● **Exercise details**: Count how many lines hold the word "Enumerate" and give that number as the whole answer.

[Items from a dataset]
-.-.-
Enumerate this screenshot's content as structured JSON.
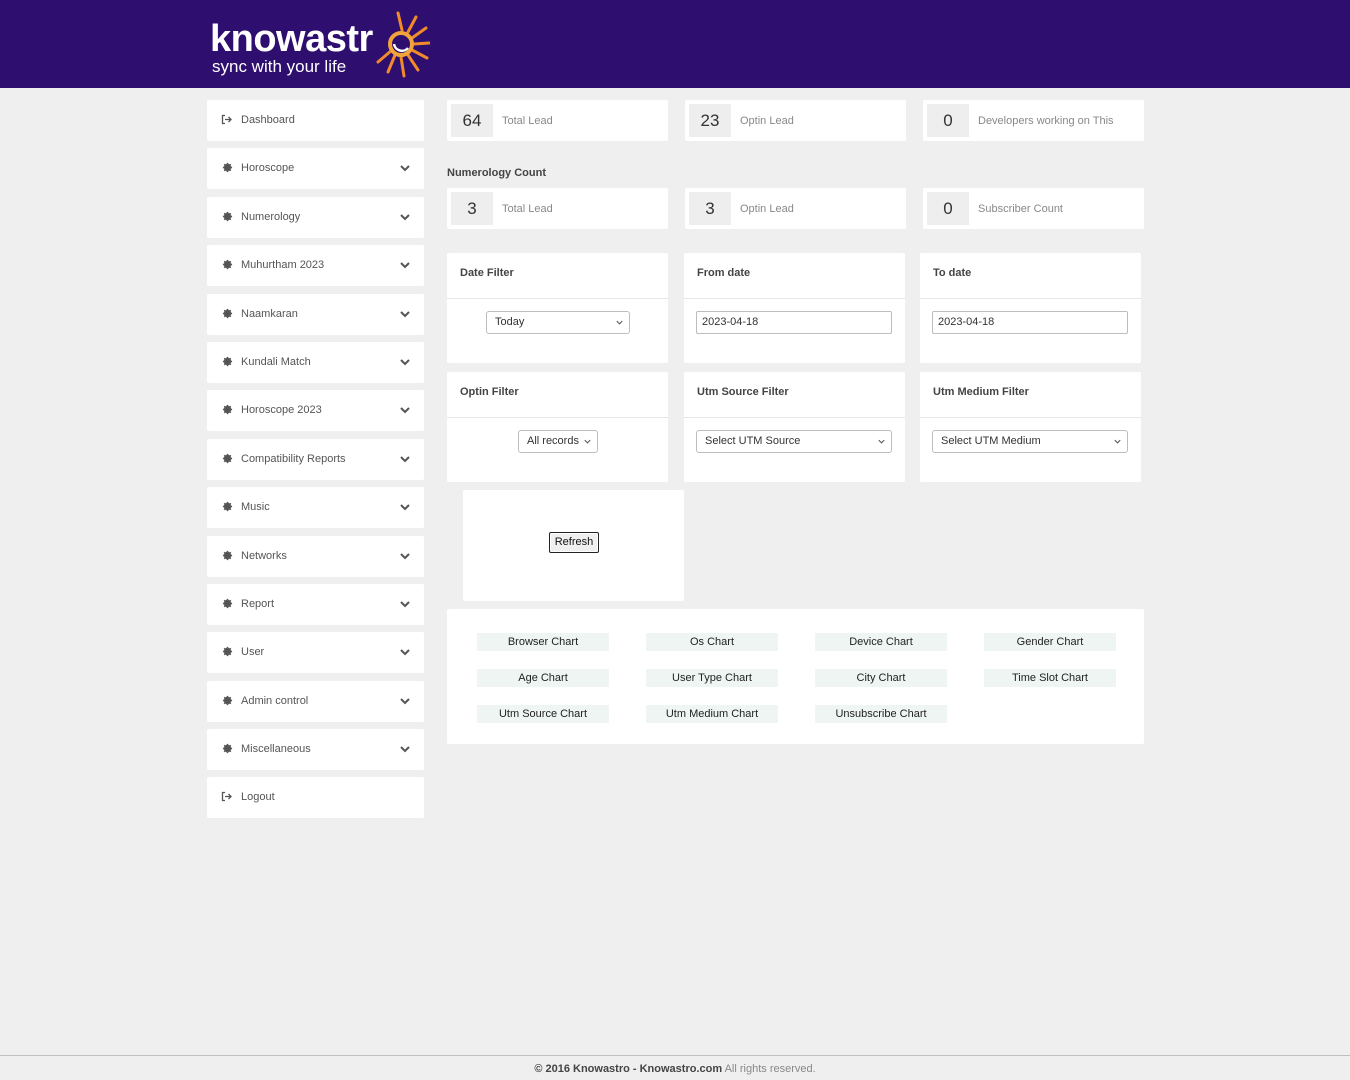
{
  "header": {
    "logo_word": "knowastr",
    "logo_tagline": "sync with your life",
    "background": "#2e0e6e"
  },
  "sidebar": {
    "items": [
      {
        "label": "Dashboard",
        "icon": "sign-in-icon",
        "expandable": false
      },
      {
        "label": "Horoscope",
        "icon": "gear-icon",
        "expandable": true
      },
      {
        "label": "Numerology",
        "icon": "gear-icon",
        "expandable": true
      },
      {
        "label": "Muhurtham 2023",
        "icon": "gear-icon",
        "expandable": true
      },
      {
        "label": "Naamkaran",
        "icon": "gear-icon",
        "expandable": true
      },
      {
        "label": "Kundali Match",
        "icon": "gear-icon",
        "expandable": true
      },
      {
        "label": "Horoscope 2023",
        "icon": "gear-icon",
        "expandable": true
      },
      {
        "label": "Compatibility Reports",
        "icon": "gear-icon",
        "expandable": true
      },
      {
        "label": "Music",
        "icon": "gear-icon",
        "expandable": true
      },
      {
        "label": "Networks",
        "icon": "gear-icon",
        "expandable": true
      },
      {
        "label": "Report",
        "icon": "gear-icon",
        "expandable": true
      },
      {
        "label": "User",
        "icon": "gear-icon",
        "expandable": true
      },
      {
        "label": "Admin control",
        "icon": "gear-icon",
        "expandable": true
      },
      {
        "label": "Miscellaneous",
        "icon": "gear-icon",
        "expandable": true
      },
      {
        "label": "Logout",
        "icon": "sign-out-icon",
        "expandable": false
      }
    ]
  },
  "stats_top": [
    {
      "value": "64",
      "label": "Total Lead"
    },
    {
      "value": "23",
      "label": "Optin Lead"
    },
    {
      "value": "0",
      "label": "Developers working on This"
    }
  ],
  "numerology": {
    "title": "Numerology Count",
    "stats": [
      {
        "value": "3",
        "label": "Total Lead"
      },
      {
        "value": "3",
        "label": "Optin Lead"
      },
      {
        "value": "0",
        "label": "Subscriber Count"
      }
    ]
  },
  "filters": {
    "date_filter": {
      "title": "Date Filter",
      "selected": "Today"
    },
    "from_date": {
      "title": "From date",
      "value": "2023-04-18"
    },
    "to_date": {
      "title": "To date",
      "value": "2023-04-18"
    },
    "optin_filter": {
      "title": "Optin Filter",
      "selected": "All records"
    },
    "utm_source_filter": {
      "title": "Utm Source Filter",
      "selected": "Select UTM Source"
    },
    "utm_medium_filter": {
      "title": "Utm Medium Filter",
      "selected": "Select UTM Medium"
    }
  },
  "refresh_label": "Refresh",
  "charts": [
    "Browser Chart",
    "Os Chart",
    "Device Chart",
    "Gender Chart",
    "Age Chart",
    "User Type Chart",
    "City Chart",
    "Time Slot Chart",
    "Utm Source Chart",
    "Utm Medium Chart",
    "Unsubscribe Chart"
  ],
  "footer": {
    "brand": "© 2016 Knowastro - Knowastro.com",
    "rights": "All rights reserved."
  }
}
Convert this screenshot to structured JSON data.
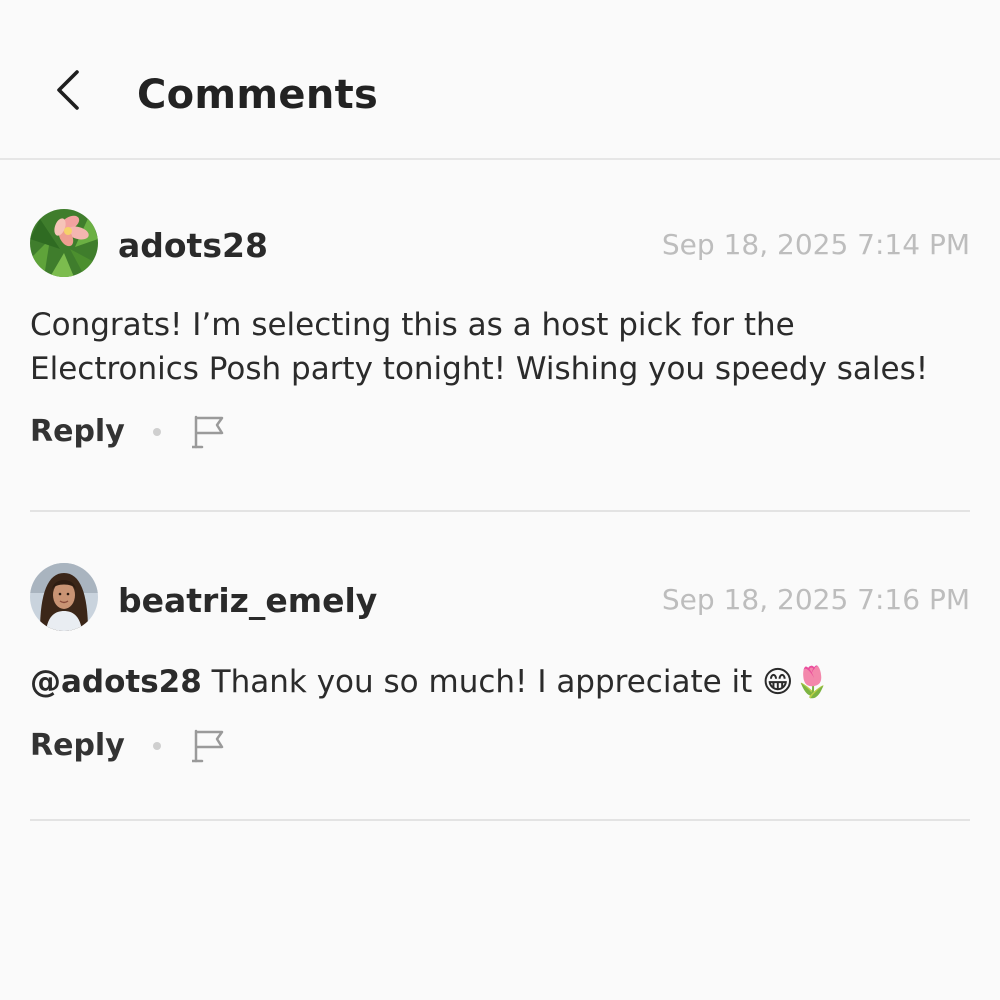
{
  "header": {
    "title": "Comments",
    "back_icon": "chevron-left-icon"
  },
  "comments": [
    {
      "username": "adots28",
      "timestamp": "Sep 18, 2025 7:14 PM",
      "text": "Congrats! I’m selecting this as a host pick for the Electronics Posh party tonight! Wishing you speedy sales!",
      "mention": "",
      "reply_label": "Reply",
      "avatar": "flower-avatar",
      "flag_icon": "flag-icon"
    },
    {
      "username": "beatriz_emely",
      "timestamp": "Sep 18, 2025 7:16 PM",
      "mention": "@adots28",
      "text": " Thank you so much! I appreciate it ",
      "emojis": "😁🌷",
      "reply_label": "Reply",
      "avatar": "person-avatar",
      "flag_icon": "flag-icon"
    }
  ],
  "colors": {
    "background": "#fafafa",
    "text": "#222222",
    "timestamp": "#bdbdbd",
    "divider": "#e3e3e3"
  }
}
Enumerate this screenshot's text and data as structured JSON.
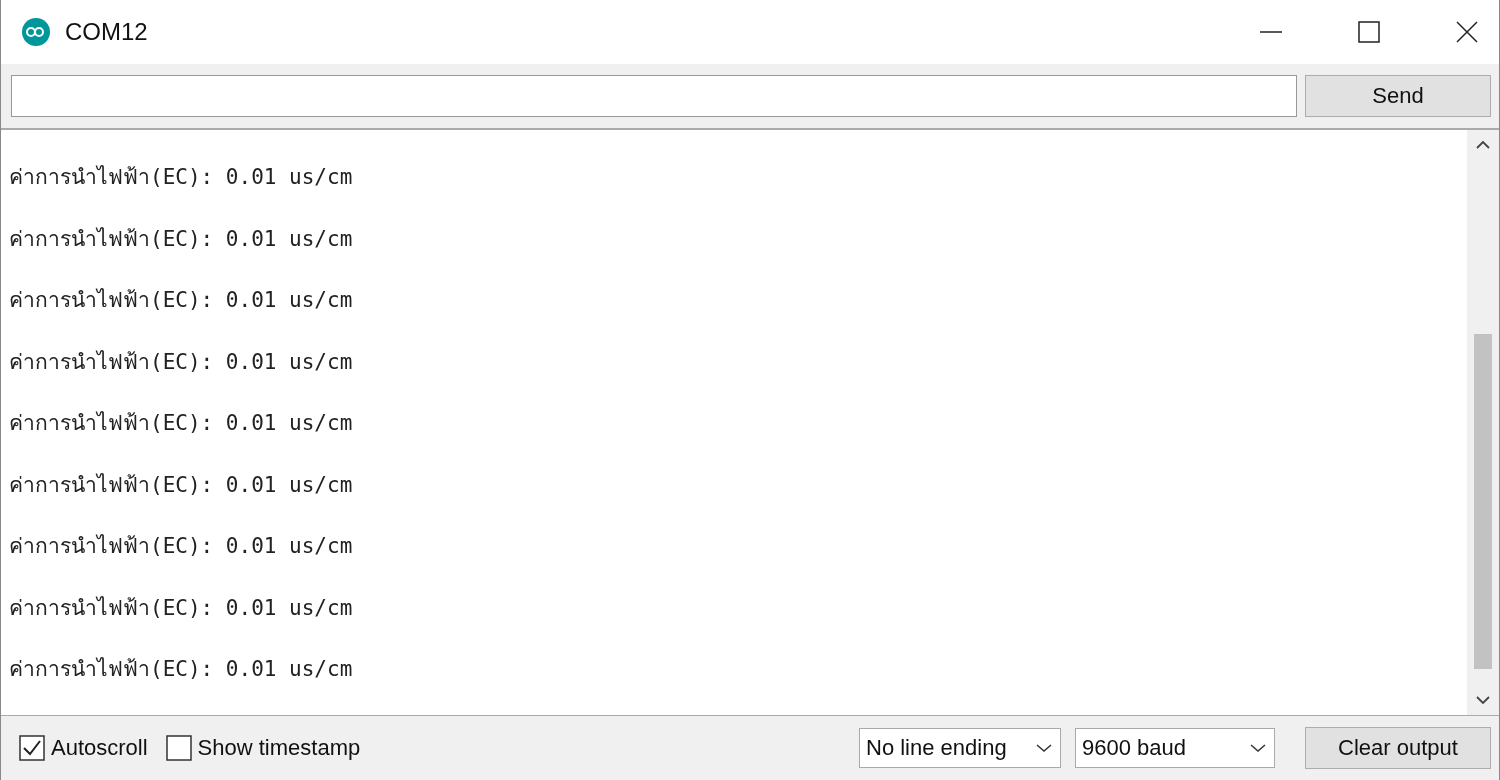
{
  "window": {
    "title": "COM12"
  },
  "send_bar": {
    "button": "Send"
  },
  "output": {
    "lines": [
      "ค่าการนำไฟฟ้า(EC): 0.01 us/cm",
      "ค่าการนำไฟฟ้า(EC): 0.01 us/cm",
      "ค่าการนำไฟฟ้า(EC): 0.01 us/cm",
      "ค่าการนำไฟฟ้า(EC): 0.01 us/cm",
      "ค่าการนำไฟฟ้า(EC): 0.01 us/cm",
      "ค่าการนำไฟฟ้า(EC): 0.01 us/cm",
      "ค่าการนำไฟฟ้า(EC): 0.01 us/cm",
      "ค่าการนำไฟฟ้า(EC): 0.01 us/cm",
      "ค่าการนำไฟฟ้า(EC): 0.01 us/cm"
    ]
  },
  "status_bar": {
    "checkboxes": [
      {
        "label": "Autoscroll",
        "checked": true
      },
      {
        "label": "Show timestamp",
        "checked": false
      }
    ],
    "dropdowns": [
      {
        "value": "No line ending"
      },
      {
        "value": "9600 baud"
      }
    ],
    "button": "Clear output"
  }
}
-.-.-
● **Answer for this exercise**: 2